**SET TASK**
Transcribe every line of the records below, changing nothing.

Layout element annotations
------------------------------------------------------------

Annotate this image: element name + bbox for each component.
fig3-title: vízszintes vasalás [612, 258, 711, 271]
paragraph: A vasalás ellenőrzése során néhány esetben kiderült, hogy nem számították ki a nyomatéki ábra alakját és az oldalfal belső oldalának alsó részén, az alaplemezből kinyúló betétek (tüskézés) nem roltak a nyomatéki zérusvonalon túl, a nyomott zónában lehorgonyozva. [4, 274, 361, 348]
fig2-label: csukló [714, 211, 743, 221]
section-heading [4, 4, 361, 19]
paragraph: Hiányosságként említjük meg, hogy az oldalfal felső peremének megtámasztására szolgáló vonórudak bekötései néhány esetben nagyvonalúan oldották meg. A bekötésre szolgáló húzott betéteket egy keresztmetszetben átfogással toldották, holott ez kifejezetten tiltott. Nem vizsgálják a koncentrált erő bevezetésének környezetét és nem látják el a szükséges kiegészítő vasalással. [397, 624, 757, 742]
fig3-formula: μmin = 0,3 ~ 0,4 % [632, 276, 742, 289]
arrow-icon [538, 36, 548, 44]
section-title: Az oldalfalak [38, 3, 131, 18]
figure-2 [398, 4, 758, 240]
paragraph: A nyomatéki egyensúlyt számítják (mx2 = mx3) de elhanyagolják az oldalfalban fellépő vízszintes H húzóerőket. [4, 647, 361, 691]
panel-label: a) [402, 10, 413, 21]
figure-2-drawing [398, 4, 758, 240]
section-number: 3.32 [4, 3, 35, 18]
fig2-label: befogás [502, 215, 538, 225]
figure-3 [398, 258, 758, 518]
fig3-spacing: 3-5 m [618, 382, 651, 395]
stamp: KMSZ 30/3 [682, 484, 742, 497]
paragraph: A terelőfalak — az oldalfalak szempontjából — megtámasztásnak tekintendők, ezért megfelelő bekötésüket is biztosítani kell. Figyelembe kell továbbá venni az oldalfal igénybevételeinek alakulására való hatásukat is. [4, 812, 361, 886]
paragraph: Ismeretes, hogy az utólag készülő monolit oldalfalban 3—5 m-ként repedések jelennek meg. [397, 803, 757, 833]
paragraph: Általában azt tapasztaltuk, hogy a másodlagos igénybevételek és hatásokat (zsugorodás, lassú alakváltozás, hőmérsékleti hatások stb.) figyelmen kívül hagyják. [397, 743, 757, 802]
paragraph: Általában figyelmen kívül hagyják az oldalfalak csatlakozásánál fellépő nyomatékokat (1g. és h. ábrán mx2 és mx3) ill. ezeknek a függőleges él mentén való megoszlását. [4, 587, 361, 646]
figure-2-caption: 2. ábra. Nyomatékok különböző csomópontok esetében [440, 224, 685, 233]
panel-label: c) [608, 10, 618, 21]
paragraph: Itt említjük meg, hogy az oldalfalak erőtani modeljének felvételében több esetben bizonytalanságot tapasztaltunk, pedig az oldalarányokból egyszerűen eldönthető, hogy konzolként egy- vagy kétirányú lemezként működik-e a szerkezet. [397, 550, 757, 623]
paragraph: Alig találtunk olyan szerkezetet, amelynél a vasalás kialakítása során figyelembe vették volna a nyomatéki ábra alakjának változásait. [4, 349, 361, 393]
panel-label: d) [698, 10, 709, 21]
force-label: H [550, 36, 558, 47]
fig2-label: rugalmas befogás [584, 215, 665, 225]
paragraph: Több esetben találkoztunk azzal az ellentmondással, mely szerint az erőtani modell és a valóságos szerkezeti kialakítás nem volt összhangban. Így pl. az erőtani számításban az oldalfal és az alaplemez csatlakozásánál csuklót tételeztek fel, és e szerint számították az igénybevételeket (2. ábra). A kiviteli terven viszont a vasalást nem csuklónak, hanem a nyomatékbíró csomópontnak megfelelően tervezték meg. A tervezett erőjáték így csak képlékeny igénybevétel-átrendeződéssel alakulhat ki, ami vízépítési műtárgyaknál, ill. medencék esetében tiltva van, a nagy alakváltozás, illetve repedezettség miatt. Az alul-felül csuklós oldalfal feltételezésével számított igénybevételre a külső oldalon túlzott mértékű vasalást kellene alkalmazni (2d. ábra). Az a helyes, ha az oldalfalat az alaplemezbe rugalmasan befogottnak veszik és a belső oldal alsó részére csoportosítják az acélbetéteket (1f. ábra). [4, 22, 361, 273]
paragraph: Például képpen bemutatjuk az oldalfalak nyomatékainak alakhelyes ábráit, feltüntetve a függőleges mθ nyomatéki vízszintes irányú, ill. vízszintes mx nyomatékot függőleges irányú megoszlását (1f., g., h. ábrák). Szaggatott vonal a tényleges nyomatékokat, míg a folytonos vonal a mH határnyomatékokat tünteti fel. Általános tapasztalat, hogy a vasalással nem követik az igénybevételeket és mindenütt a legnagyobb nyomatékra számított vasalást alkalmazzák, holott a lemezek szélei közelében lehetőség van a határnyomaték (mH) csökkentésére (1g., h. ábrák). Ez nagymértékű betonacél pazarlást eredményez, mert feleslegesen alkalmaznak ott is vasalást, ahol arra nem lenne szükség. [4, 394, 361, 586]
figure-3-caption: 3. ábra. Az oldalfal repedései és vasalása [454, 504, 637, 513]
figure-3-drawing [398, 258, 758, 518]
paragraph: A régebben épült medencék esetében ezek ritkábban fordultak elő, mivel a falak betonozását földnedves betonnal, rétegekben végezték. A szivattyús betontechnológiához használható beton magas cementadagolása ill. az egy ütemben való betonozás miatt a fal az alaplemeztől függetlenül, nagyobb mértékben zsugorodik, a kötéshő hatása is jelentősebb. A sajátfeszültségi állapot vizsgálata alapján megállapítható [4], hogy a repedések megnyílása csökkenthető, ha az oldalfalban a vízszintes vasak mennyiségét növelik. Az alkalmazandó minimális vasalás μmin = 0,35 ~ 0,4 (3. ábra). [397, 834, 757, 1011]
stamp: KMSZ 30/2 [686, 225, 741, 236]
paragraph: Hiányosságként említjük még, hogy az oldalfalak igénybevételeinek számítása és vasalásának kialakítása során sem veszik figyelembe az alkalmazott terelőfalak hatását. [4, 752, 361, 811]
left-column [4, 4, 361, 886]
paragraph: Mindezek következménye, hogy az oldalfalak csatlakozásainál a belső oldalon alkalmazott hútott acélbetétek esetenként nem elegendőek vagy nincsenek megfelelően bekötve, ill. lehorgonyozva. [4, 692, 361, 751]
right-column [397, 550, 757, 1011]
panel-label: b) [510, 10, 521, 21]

------------------------------------------------------------

**EXERCISE ANSWER**
Annotate this image: element name + bbox for each component.
fig3-title: vízszintes vasalás [612, 258, 711, 271]
paragraph: A vasalás ellenőrzése során néhány esetben kiderült, hogy nem számították ki a nyomatéki ábra alakját és az oldalfal belső oldalának alsó részén, az alaplemezből kinyúló betétek (tüskézés) nem roltak a nyomatéki zérusvonalon túl, a nyomott zónában lehorgonyozva. [4, 274, 361, 348]
fig2-label: csukló [714, 211, 743, 221]
section-heading [4, 4, 361, 19]
paragraph: Hiányosságként említjük meg, hogy az oldalfal felső peremének megtámasztására szolgáló vonórudak bekötései néhány esetben nagyvonalúan oldották meg. A bekötésre szolgáló húzott betéteket egy keresztmetszetben átfogással toldották, holott ez kifejezetten tiltott. Nem vizsgálják a koncentrált erő bevezetésének környezetét és nem látják el a szükséges kiegészítő vasalással. [397, 624, 757, 742]
fig3-formula: μmin = 0,3 ~ 0,4 % [632, 276, 742, 289]
arrow-icon [538, 36, 548, 44]
section-title: Az oldalfalak [38, 3, 131, 18]
figure-2 [398, 4, 758, 240]
paragraph: A nyomatéki egyensúlyt számítják (mx2 = mx3) de elhanyagolják az oldalfalban fellépő vízszintes H húzóerőket. [4, 647, 361, 691]
panel-label: a) [402, 10, 413, 21]
figure-2-drawing [398, 4, 758, 240]
section-number: 3.32 [4, 3, 35, 18]
fig2-label: befogás [502, 215, 538, 225]
figure-3 [398, 258, 758, 518]
fig3-spacing: 3-5 m [618, 382, 651, 395]
stamp: KMSZ 30/3 [682, 484, 742, 497]
paragraph: A terelőfalak — az oldalfalak szempontjából — megtámasztásnak tekintendők, ezért megfelelő bekötésüket is biztosítani kell. Figyelembe kell továbbá venni az oldalfal igénybevételeinek alakulására való hatásukat is. [4, 812, 361, 886]
paragraph: Ismeretes, hogy az utólag készülő monolit oldalfalban 3—5 m-ként repedések jelennek meg. [397, 803, 757, 833]
paragraph: Általában azt tapasztaltuk, hogy a másodlagos igénybevételek és hatásokat (zsugorodás, lassú alakváltozás, hőmérsékleti hatások stb.) figyelmen kívül hagyják. [397, 743, 757, 802]
paragraph: Általában figyelmen kívül hagyják az oldalfalak csatlakozásánál fellépő nyomatékokat (1g. és h. ábrán mx2 és mx3) ill. ezeknek a függőleges él mentén való megoszlását. [4, 587, 361, 646]
figure-2-caption: 2. ábra. Nyomatékok különböző csomópontok esetében [440, 224, 685, 233]
panel-label: c) [608, 10, 618, 21]
paragraph: Itt említjük meg, hogy az oldalfalak erőtani modeljének felvételében több esetben bizonytalanságot tapasztaltunk, pedig az oldalarányokból egyszerűen eldönthető, hogy konzolként egy- vagy kétirányú lemezként működik-e a szerkezet. [397, 550, 757, 623]
paragraph: Alig találtunk olyan szerkezetet, amelynél a vasalás kialakítása során figyelembe vették volna a nyomatéki ábra alakjának változásait. [4, 349, 361, 393]
panel-label: d) [698, 10, 709, 21]
force-label: H [550, 36, 558, 47]
fig2-label: rugalmas befogás [584, 215, 665, 225]
paragraph: Több esetben találkoztunk azzal az ellentmondással, mely szerint az erőtani modell és a valóságos szerkezeti kialakítás nem volt összhangban. Így pl. az erőtani számításban az oldalfal és az alaplemez csatlakozásánál csuklót tételeztek fel, és e szerint számították az igénybevételeket (2. ábra). A kiviteli terven viszont a vasalást nem csuklónak, hanem a nyomatékbíró csomópontnak megfelelően tervezték meg. A tervezett erőjáték így csak képlékeny igénybevétel-átrendeződéssel alakulhat ki, ami vízépítési műtárgyaknál, ill. medencék esetében tiltva van, a nagy alakváltozás, illetve repedezettség miatt. Az alul-felül csuklós oldalfal feltételezésével számított igénybevételre a külső oldalon túlzott mértékű vasalást kellene alkalmazni (2d. ábra). Az a helyes, ha az oldalfalat az alaplemezbe rugalmasan befogottnak veszik és a belső oldal alsó részére csoportosítják az acélbetéteket (1f. ábra). [4, 22, 361, 273]
paragraph: Például képpen bemutatjuk az oldalfalak nyomatékainak alakhelyes ábráit, feltüntetve a függőleges mθ nyomatéki vízszintes irányú, ill. vízszintes mx nyomatékot függőleges irányú megoszlását (1f., g., h. ábrák). Szaggatott vonal a tényleges nyomatékokat, míg a folytonos vonal a mH határnyomatékokat tünteti fel. Általános tapasztalat, hogy a vasalással nem követik az igénybevételeket és mindenütt a legnagyobb nyomatékra számított vasalást alkalmazzák, holott a lemezek szélei közelében lehetőség van a határnyomaték (mH) csökkentésére (1g., h. ábrák). Ez nagymértékű betonacél pazarlást eredményez, mert feleslegesen alkalmaznak ott is vasalást, ahol arra nem lenne szükség. [4, 394, 361, 586]
figure-3-caption: 3. ábra. Az oldalfal repedései és vasalása [454, 504, 637, 513]
figure-3-drawing [398, 258, 758, 518]
paragraph: A régebben épült medencék esetében ezek ritkábban fordultak elő, mivel a falak betonozását földnedves betonnal, rétegekben végezték. A szivattyús betontechnológiához használható beton magas cementadagolása ill. az egy ütemben való betonozás miatt a fal az alaplemeztől függetlenül, nagyobb mértékben zsugorodik, a kötéshő hatása is jelentősebb. A sajátfeszültségi állapot vizsgálata alapján megállapítható [4], hogy a repedések megnyílása csökkenthető, ha az oldalfalban a vízszintes vasak mennyiségét növelik. Az alkalmazandó minimális vasalás μmin = 0,35 ~ 0,4 (3. ábra). [397, 834, 757, 1011]
stamp: KMSZ 30/2 [686, 225, 741, 236]
paragraph: Hiányosságként említjük még, hogy az oldalfalak igénybevételeinek számítása és vasalásának kialakítása során sem veszik figyelembe az alkalmazott terelőfalak hatását. [4, 752, 361, 811]
left-column [4, 4, 361, 886]
paragraph: Mindezek következménye, hogy az oldalfalak csatlakozásainál a belső oldalon alkalmazott hútott acélbetétek esetenként nem elegendőek vagy nincsenek megfelelően bekötve, ill. lehorgonyozva. [4, 692, 361, 751]
right-column [397, 550, 757, 1011]
panel-label: b) [510, 10, 521, 21]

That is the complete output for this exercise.